## Begin SUPPLIED DATA

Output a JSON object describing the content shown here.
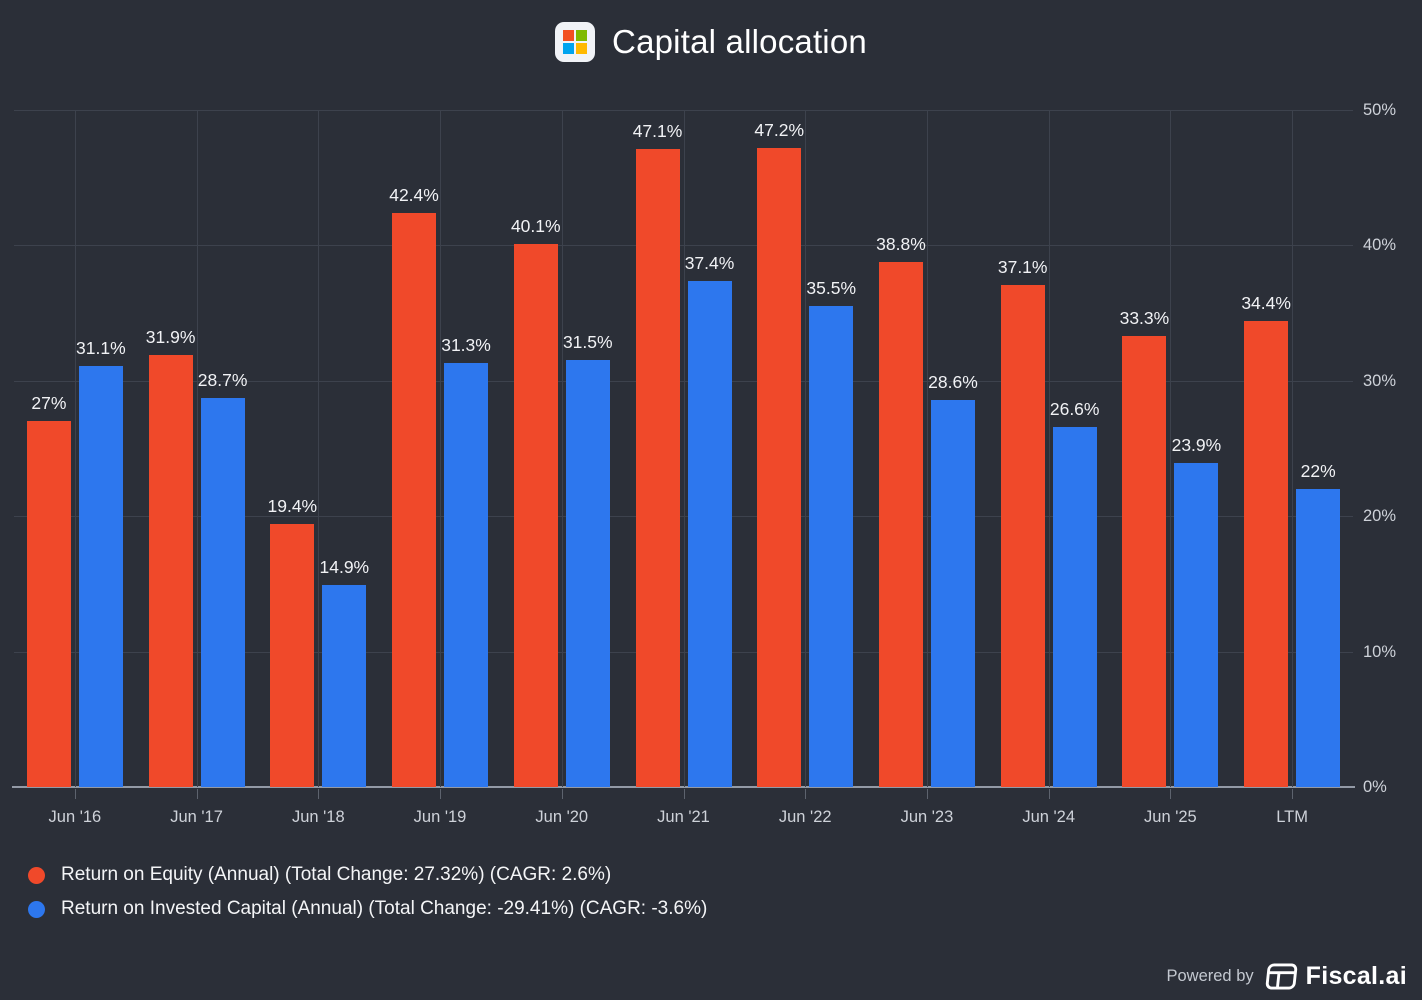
{
  "header": {
    "title": "Capital allocation",
    "icon": "microsoft-logo"
  },
  "chart_data": {
    "type": "bar",
    "title": "Capital allocation",
    "categories": [
      "Jun '16",
      "Jun '17",
      "Jun '18",
      "Jun '19",
      "Jun '20",
      "Jun '21",
      "Jun '22",
      "Jun '23",
      "Jun '24",
      "Jun '25",
      "LTM"
    ],
    "series": [
      {
        "name": "Return on Equity (Annual) (Total Change: 27.32%) (CAGR: 2.6%)",
        "color": "#f0492a",
        "values": [
          27,
          31.9,
          19.4,
          42.4,
          40.1,
          47.1,
          47.2,
          38.8,
          37.1,
          33.3,
          34.4
        ],
        "labels": [
          "27%",
          "31.9%",
          "19.4%",
          "42.4%",
          "40.1%",
          "47.1%",
          "47.2%",
          "38.8%",
          "37.1%",
          "33.3%",
          "34.4%"
        ]
      },
      {
        "name": "Return on Invested Capital (Annual) (Total Change: -29.41%) (CAGR: -3.6%)",
        "color": "#2d77ee",
        "values": [
          31.1,
          28.7,
          14.9,
          31.3,
          31.5,
          37.4,
          35.5,
          28.6,
          26.6,
          23.9,
          22
        ],
        "labels": [
          "31.1%",
          "28.7%",
          "14.9%",
          "31.3%",
          "31.5%",
          "37.4%",
          "35.5%",
          "28.6%",
          "26.6%",
          "23.9%",
          "22%"
        ]
      }
    ],
    "ylim": [
      0,
      50
    ],
    "ytick_values": [
      0,
      10,
      20,
      30,
      40,
      50
    ],
    "ytick_labels": [
      "0%",
      "10%",
      "20%",
      "30%",
      "40%",
      "50%"
    ],
    "y_axis_side": "right",
    "grid": true,
    "legend_position": "bottom-left"
  },
  "footer": {
    "powered_by": "Powered by",
    "brand": "Fiscal.ai"
  },
  "colors": {
    "background": "#2b2f38",
    "roe": "#f0492a",
    "roic": "#2d77ee",
    "gridline": "#3d424d",
    "axis_line": "#939aa6",
    "ms_red": "#f25022",
    "ms_green": "#7fba00",
    "ms_blue": "#00a4ef",
    "ms_yellow": "#ffb900"
  }
}
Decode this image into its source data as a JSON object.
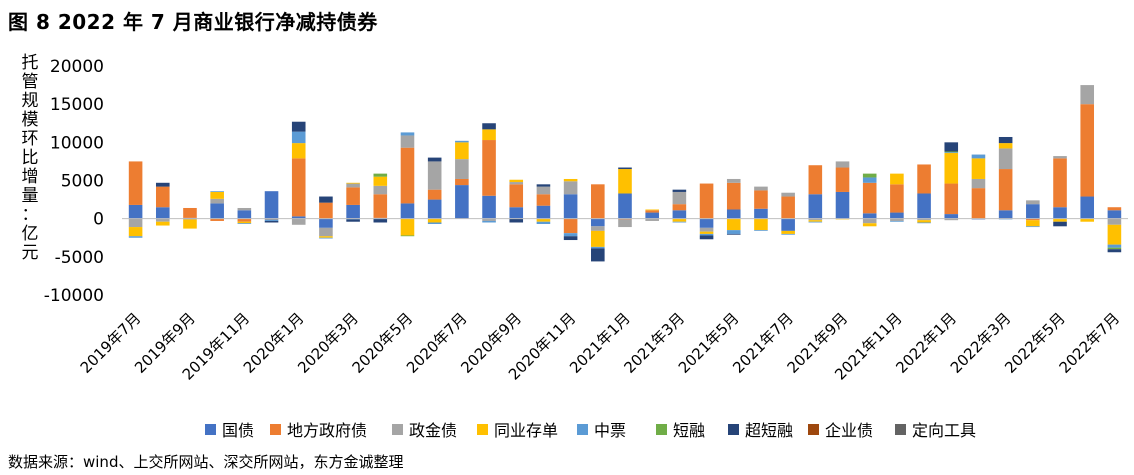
{
  "title": "图 8  2022 年 7 月商业银行净减持债券",
  "source": "数据来源：wind、上交所网站、深交所网站，东方金诚整理",
  "chart_data": {
    "type": "bar",
    "stacked": true,
    "title": "图 8  2022 年 7 月商业银行净减持债券",
    "ylabel": "托管规模环比增量：亿元",
    "ylim": [
      -10000,
      20000
    ],
    "yticks": [
      20000,
      15000,
      10000,
      5000,
      0,
      -5000,
      -10000
    ],
    "ytick_labels": [
      "20000",
      "15000",
      "10000",
      "5000",
      "0",
      "-5000",
      "-10000"
    ],
    "grid": false,
    "legend_position": "bottom",
    "categories": [
      "2019年7月",
      "2019年8月",
      "2019年9月",
      "2019年10月",
      "2019年11月",
      "2019年12月",
      "2020年1月",
      "2020年2月",
      "2020年3月",
      "2020年4月",
      "2020年5月",
      "2020年6月",
      "2020年7月",
      "2020年8月",
      "2020年9月",
      "2020年10月",
      "2020年11月",
      "2020年12月",
      "2021年1月",
      "2021年2月",
      "2021年3月",
      "2021年4月",
      "2021年5月",
      "2021年6月",
      "2021年7月",
      "2021年8月",
      "2021年9月",
      "2021年10月",
      "2021年11月",
      "2021年12月",
      "2022年1月",
      "2022年2月",
      "2022年3月",
      "2022年4月",
      "2022年5月",
      "2022年6月",
      "2022年7月"
    ],
    "xtick_labels": [
      "2019年7月",
      "2019年9月",
      "2019年11月",
      "2020年1月",
      "2020年3月",
      "2020年5月",
      "2020年7月",
      "2020年9月",
      "2020年11月",
      "2021年1月",
      "2021年3月",
      "2021年5月",
      "2021年7月",
      "2021年9月",
      "2021年11月",
      "2022年1月",
      "2022年3月",
      "2022年5月",
      "2022年7月"
    ],
    "series": [
      {
        "name": "国债",
        "color": "#4472C4",
        "values": [
          1800,
          1500,
          100,
          2000,
          1100,
          3600,
          300,
          -1200,
          1800,
          100,
          2000,
          2500,
          4400,
          3000,
          1500,
          1700,
          3200,
          -1000,
          3300,
          800,
          1100,
          -1200,
          1200,
          1300,
          -1600,
          3200,
          3500,
          700,
          800,
          3300,
          600,
          -100,
          1100,
          1900,
          1500,
          2900,
          1100
        ]
      },
      {
        "name": "地方政府债",
        "color": "#ED7D31",
        "values": [
          5700,
          2700,
          1300,
          -300,
          -400,
          -100,
          7600,
          2100,
          2300,
          3100,
          7300,
          1300,
          800,
          7300,
          3000,
          1500,
          -1900,
          4500,
          -100,
          300,
          800,
          4600,
          3500,
          2400,
          2900,
          3800,
          3200,
          4000,
          3700,
          3800,
          4000,
          4000,
          5400,
          -200,
          6400,
          12100,
          400
        ]
      },
      {
        "name": "政金债",
        "color": "#A5A5A5",
        "values": [
          -1100,
          -400,
          -100,
          600,
          300,
          0,
          -800,
          -1100,
          500,
          1100,
          1600,
          3700,
          2600,
          -300,
          300,
          1000,
          1700,
          -600,
          -1000,
          -300,
          1600,
          -500,
          500,
          500,
          500,
          -200,
          800,
          -600,
          -300,
          -200,
          -200,
          1200,
          2700,
          500,
          300,
          2500,
          -800
        ]
      },
      {
        "name": "同业存单",
        "color": "#FFC000",
        "values": [
          -1200,
          -500,
          -1200,
          900,
          -200,
          0,
          2000,
          -200,
          100,
          1200,
          -2200,
          -500,
          2200,
          1400,
          300,
          -400,
          300,
          -2100,
          3200,
          100,
          -400,
          -300,
          -1500,
          -1500,
          -400,
          -200,
          -100,
          -400,
          1400,
          -300,
          4000,
          2700,
          700,
          -800,
          -400,
          -400,
          -2600
        ]
      },
      {
        "name": "中票",
        "color": "#5B9BD5",
        "values": [
          -200,
          0,
          0,
          100,
          -100,
          -200,
          1500,
          -100,
          -100,
          0,
          400,
          -200,
          200,
          -200,
          0,
          -300,
          -400,
          -200,
          0,
          0,
          -100,
          -200,
          -500,
          -100,
          -100,
          -100,
          0,
          700,
          -100,
          -100,
          100,
          500,
          -100,
          -100,
          0,
          0,
          -400
        ]
      },
      {
        "name": "短融",
        "color": "#70AD47",
        "values": [
          0,
          0,
          0,
          0,
          0,
          0,
          0,
          0,
          0,
          400,
          -100,
          0,
          0,
          0,
          0,
          0,
          0,
          0,
          0,
          0,
          0,
          0,
          0,
          0,
          0,
          0,
          0,
          500,
          0,
          0,
          100,
          0,
          0,
          0,
          0,
          0,
          -200
        ]
      },
      {
        "name": "超短融",
        "color": "#264478",
        "values": [
          0,
          500,
          0,
          0,
          0,
          -200,
          1300,
          800,
          -300,
          -500,
          0,
          500,
          0,
          800,
          -500,
          300,
          -500,
          -1700,
          200,
          0,
          300,
          -500,
          -100,
          0,
          0,
          0,
          0,
          0,
          0,
          0,
          1200,
          0,
          800,
          0,
          -600,
          0,
          -400
        ]
      },
      {
        "name": "企业债",
        "color": "#9E480E",
        "values": [
          0,
          0,
          0,
          0,
          0,
          0,
          0,
          0,
          0,
          0,
          0,
          0,
          0,
          0,
          0,
          0,
          0,
          0,
          0,
          0,
          0,
          0,
          0,
          0,
          0,
          0,
          0,
          0,
          0,
          0,
          0,
          0,
          0,
          0,
          0,
          0,
          0
        ]
      },
      {
        "name": "定向工具",
        "color": "#636363",
        "values": [
          0,
          0,
          0,
          0,
          0,
          0,
          0,
          0,
          0,
          0,
          0,
          0,
          0,
          0,
          0,
          0,
          0,
          0,
          0,
          0,
          0,
          0,
          0,
          0,
          0,
          0,
          0,
          0,
          0,
          0,
          0,
          0,
          0,
          0,
          0,
          0,
          0
        ]
      }
    ]
  }
}
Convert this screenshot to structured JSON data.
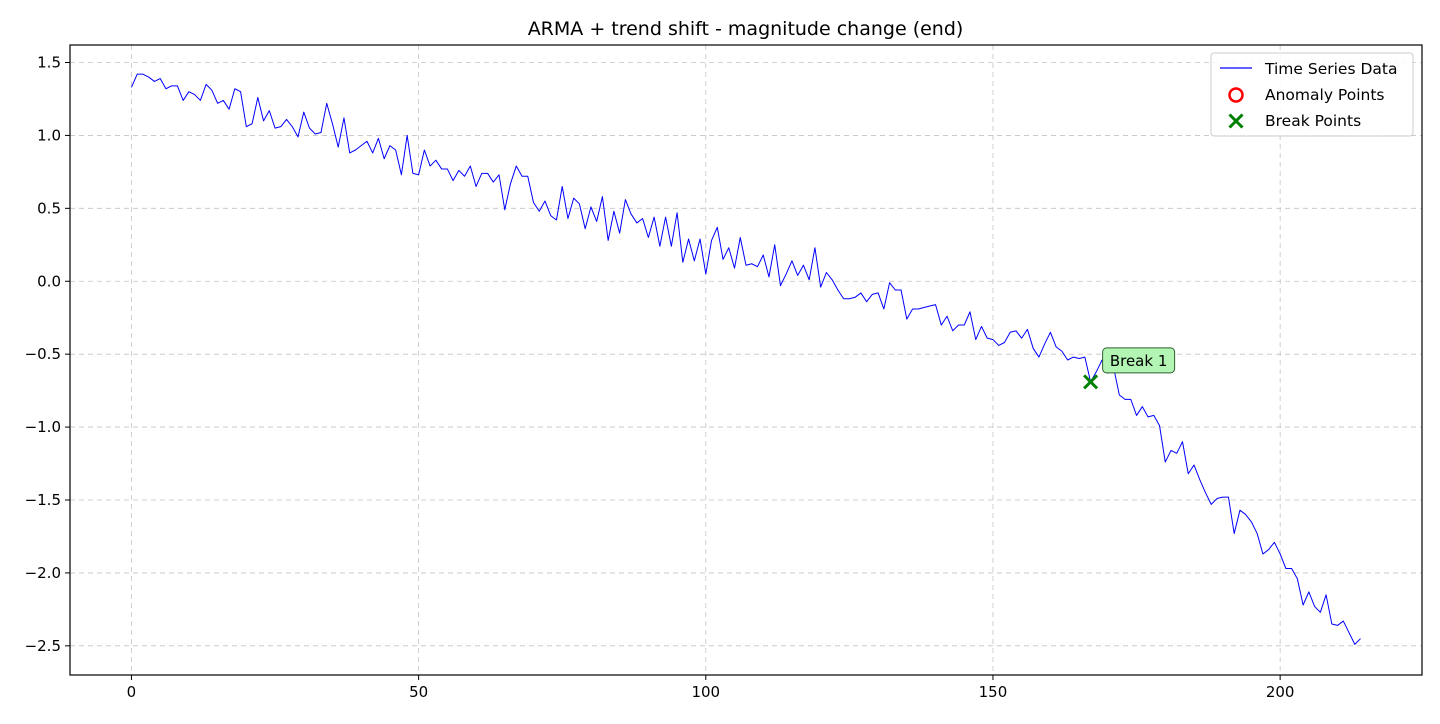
{
  "chart_data": {
    "type": "line",
    "title": "ARMA + trend shift - magnitude change (end)",
    "xlabel": "",
    "ylabel": "",
    "xlim": [
      -10.7,
      224.7
    ],
    "ylim": [
      -2.7,
      1.62
    ],
    "grid": true,
    "legend_position": "top-right",
    "x_ticks": [
      0,
      50,
      100,
      150,
      200
    ],
    "y_ticks": [
      -2.5,
      -2.0,
      -1.5,
      -1.0,
      -0.5,
      0.0,
      0.5,
      1.0,
      1.5
    ],
    "x_tick_labels": [
      "0",
      "50",
      "100",
      "150",
      "200"
    ],
    "y_tick_labels": [
      "−2.5",
      "−2.0",
      "−1.5",
      "−1.0",
      "−0.5",
      "0.0",
      "0.5",
      "1.0",
      "1.5"
    ],
    "series": [
      {
        "name": "Time Series Data",
        "color": "#0000ff",
        "x_start": 0,
        "values": [
          1.33,
          1.42,
          1.42,
          1.4,
          1.37,
          1.39,
          1.32,
          1.34,
          1.34,
          1.24,
          1.3,
          1.28,
          1.24,
          1.35,
          1.31,
          1.22,
          1.24,
          1.18,
          1.32,
          1.3,
          1.06,
          1.08,
          1.26,
          1.1,
          1.17,
          1.05,
          1.06,
          1.11,
          1.06,
          0.99,
          1.16,
          1.05,
          1.01,
          1.02,
          1.22,
          1.08,
          0.92,
          1.12,
          0.88,
          0.9,
          0.93,
          0.96,
          0.88,
          0.98,
          0.84,
          0.93,
          0.9,
          0.73,
          1.0,
          0.74,
          0.73,
          0.9,
          0.79,
          0.83,
          0.77,
          0.77,
          0.69,
          0.76,
          0.72,
          0.79,
          0.65,
          0.74,
          0.74,
          0.68,
          0.73,
          0.49,
          0.67,
          0.79,
          0.72,
          0.72,
          0.54,
          0.48,
          0.55,
          0.45,
          0.42,
          0.65,
          0.43,
          0.57,
          0.53,
          0.36,
          0.51,
          0.41,
          0.58,
          0.28,
          0.48,
          0.33,
          0.56,
          0.46,
          0.4,
          0.43,
          0.3,
          0.44,
          0.24,
          0.44,
          0.24,
          0.47,
          0.13,
          0.29,
          0.14,
          0.29,
          0.05,
          0.28,
          0.37,
          0.15,
          0.23,
          0.09,
          0.3,
          0.11,
          0.12,
          0.1,
          0.18,
          0.03,
          0.25,
          -0.03,
          0.05,
          0.14,
          0.04,
          0.11,
          0.01,
          0.23,
          -0.04,
          0.06,
          0.01,
          -0.06,
          -0.12,
          -0.12,
          -0.11,
          -0.08,
          -0.14,
          -0.09,
          -0.08,
          -0.19,
          -0.01,
          -0.06,
          -0.06,
          -0.26,
          -0.19,
          -0.19,
          -0.18,
          -0.17,
          -0.16,
          -0.3,
          -0.24,
          -0.34,
          -0.3,
          -0.3,
          -0.21,
          -0.4,
          -0.31,
          -0.39,
          -0.4,
          -0.44,
          -0.42,
          -0.35,
          -0.34,
          -0.39,
          -0.33,
          -0.46,
          -0.52,
          -0.43,
          -0.35,
          -0.45,
          -0.48,
          -0.54,
          -0.52,
          -0.53,
          -0.52,
          -0.69,
          -0.62,
          -0.54,
          -0.63,
          -0.59,
          -0.78,
          -0.81,
          -0.81,
          -0.92,
          -0.86,
          -0.93,
          -0.92,
          -0.99,
          -1.24,
          -1.16,
          -1.18,
          -1.1,
          -1.32,
          -1.26,
          -1.36,
          -1.45,
          -1.53,
          -1.49,
          -1.48,
          -1.48,
          -1.73,
          -1.57,
          -1.6,
          -1.65,
          -1.73,
          -1.87,
          -1.84,
          -1.79,
          -1.87,
          -1.97,
          -1.97,
          -2.04,
          -2.22,
          -2.13,
          -2.23,
          -2.27,
          -2.15,
          -2.35,
          -2.36,
          -2.33,
          -2.41,
          -2.49,
          -2.45
        ]
      }
    ],
    "anomaly_points": [],
    "break_points": [
      {
        "x": 167,
        "y": -0.69,
        "label": "Break 1",
        "color": "#008000"
      }
    ],
    "legend": [
      {
        "label": "Time Series Data",
        "kind": "line",
        "color": "#0000ff"
      },
      {
        "label": "Anomaly Points",
        "kind": "circle",
        "color": "#ff0000"
      },
      {
        "label": "Break Points",
        "kind": "x",
        "color": "#008000"
      }
    ]
  }
}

## End SUPPLIED DATA

AIM OF THE TASK => What is the number of lines above that contain the string "Annual"? Answer with the number alone.

TASK RESPONSE => 2